— begin Dataset rows —

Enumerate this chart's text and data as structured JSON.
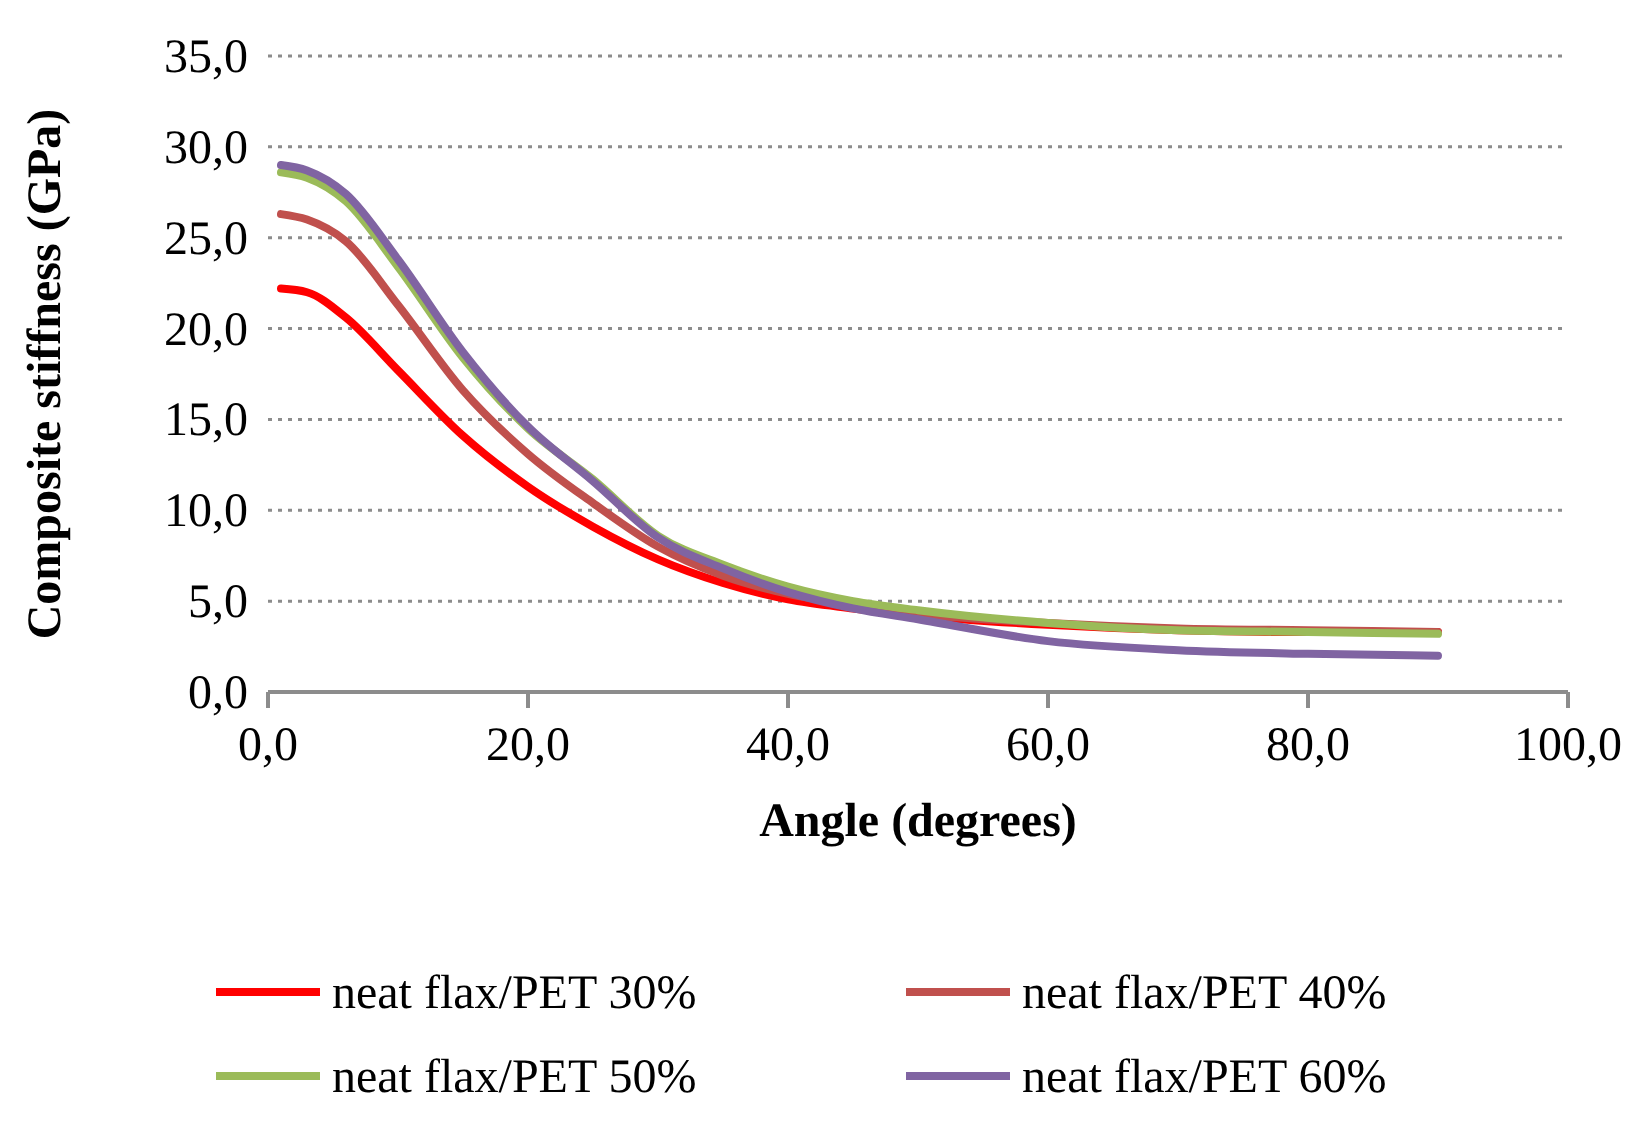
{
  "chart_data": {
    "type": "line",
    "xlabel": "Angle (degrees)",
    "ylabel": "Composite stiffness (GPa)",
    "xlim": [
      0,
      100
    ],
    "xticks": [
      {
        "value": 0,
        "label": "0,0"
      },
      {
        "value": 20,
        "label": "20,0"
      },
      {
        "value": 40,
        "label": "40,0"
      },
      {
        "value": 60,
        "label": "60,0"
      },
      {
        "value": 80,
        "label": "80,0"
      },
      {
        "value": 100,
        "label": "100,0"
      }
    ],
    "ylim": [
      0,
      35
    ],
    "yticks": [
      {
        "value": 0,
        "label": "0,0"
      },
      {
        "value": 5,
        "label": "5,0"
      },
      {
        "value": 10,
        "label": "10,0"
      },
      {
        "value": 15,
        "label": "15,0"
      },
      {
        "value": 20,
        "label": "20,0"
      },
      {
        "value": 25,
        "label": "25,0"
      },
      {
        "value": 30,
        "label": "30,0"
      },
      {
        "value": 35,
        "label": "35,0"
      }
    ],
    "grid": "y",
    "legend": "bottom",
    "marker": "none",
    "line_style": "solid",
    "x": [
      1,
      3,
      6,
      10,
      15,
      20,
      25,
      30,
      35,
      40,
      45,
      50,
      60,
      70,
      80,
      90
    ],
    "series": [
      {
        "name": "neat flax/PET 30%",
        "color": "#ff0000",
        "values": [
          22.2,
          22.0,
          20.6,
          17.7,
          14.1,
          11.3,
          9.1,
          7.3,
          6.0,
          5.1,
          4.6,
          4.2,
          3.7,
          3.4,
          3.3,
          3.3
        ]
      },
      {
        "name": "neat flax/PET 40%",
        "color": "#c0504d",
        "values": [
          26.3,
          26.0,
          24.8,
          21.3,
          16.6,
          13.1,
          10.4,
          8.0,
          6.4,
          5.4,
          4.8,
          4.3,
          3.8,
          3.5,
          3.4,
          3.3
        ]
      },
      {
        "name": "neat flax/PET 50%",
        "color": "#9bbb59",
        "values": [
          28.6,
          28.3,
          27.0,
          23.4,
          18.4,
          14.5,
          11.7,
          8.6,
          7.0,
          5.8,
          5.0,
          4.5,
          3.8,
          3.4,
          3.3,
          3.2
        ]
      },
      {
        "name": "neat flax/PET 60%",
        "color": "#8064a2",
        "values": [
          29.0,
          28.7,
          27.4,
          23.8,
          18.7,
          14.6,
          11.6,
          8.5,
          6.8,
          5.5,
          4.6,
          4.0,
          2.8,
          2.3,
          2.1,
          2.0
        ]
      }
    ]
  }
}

— end Dataset rows —

Copy every line of the listing that includes the string "neat".

        "name": "neat flax/PET 30%",
        "name": "neat flax/PET 40%",
        "name": "neat flax/PET 50%",
        "name": "neat flax/PET 60%",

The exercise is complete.